[Data excerpts]
## START

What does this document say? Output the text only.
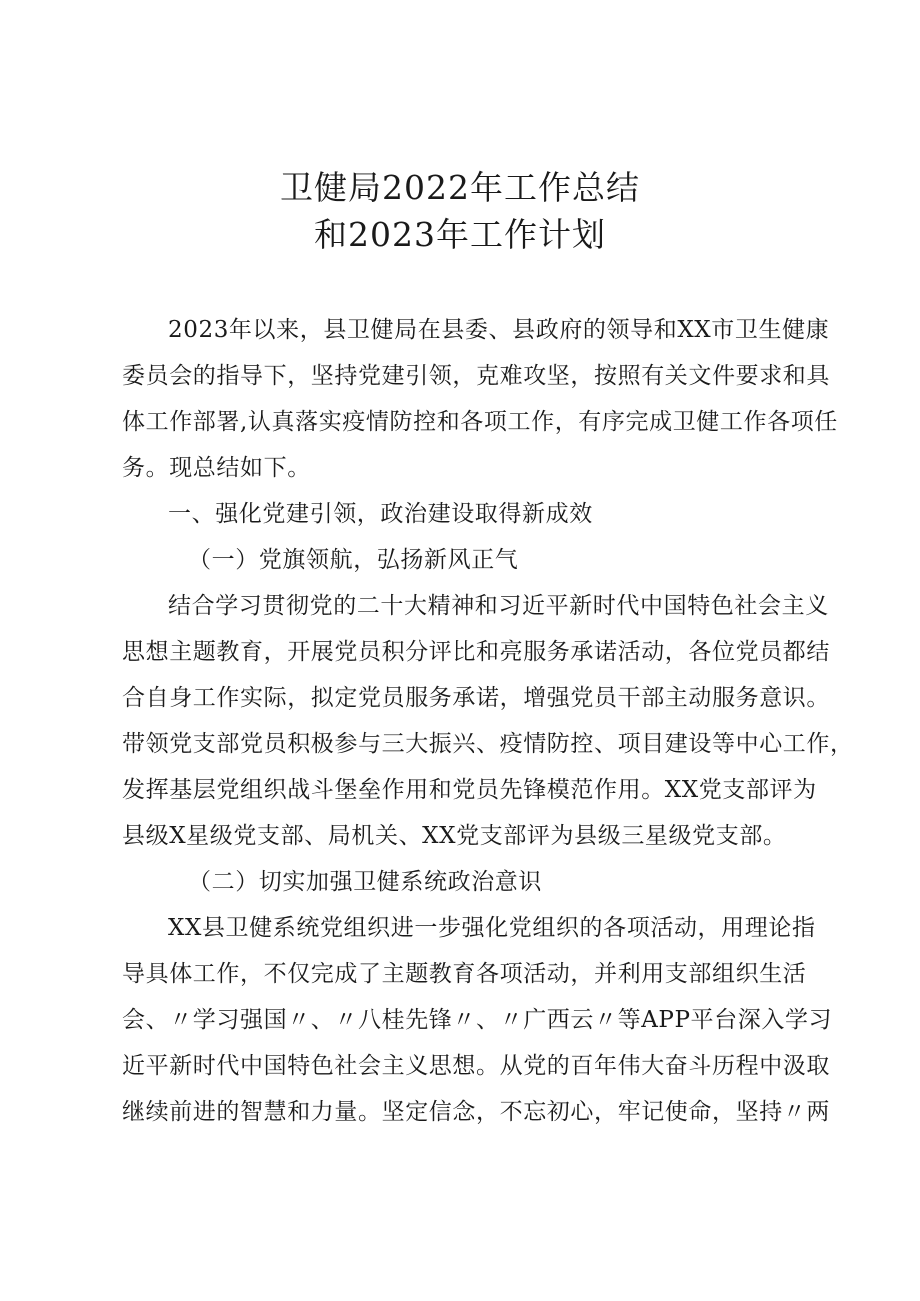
卫健局2022年工作总结
和2023年工作计划

2023年以来，县卫健局在县委、县政府的领导和XX市卫生健康

委员会的指导下，坚持党建引领，克难攻坚，按照有关文件要求和具

体工作部署,认真落实疫情防控和各项工作，有序完成卫健工作各项任

务。现总结如下。

一、强化党建引领，政治建设取得新成效

（一）党旗领航，弘扬新风正气

结合学习贯彻党的二十大精神和习近平新时代中国特色社会主义

思想主题教育，开展党员积分评比和亮服务承诺活动，各位党员都结

合自身工作实际，拟定党员服务承诺，增强党员干部主动服务意识。

带领党支部党员积极参与三大振兴、疫情防控、项目建设等中心工作，

发挥基层党组织战斗堡垒作用和党员先锋模范作用。XX党支部评为

县级X星级党支部、局机关、XX党支部评为县级三星级党支部。

（二）切实加强卫健系统政治意识

XX县卫健系统党组织进一步强化党组织的各项活动，用理论指

导具体工作，不仅完成了主题教育各项活动，并利用支部组织生活

会、〃学习强国〃、〃八桂先锋〃、〃广西云〃等APP平台深入学习

近平新时代中国特色社会主义思想。从党的百年伟大奋斗历程中汲取

继续前进的智慧和力量。坚定信念，不忘初心，牢记使命，坚持〃两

## END

=== What you should do ===
Quote the entries above word for word. Leave the images out.

=== Output of the exercise ===
What does this document say? Output the text only.
卫健局2022年工作总结
和2023年工作计划

2023年以来，县卫健局在县委、县政府的领导和XX市卫生健康

委员会的指导下，坚持党建引领，克难攻坚，按照有关文件要求和具

体工作部署,认真落实疫情防控和各项工作，有序完成卫健工作各项任

务。现总结如下。

一、强化党建引领，政治建设取得新成效

（一）党旗领航，弘扬新风正气

结合学习贯彻党的二十大精神和习近平新时代中国特色社会主义

思想主题教育，开展党员积分评比和亮服务承诺活动，各位党员都结

合自身工作实际，拟定党员服务承诺，增强党员干部主动服务意识。

带领党支部党员积极参与三大振兴、疫情防控、项目建设等中心工作，

发挥基层党组织战斗堡垒作用和党员先锋模范作用。XX党支部评为

县级X星级党支部、局机关、XX党支部评为县级三星级党支部。

（二）切实加强卫健系统政治意识

XX县卫健系统党组织进一步强化党组织的各项活动，用理论指

导具体工作，不仅完成了主题教育各项活动，并利用支部组织生活

会、〃学习强国〃、〃八桂先锋〃、〃广西云〃等APP平台深入学习

近平新时代中国特色社会主义思想。从党的百年伟大奋斗历程中汲取

继续前进的智慧和力量。坚定信念，不忘初心，牢记使命，坚持〃两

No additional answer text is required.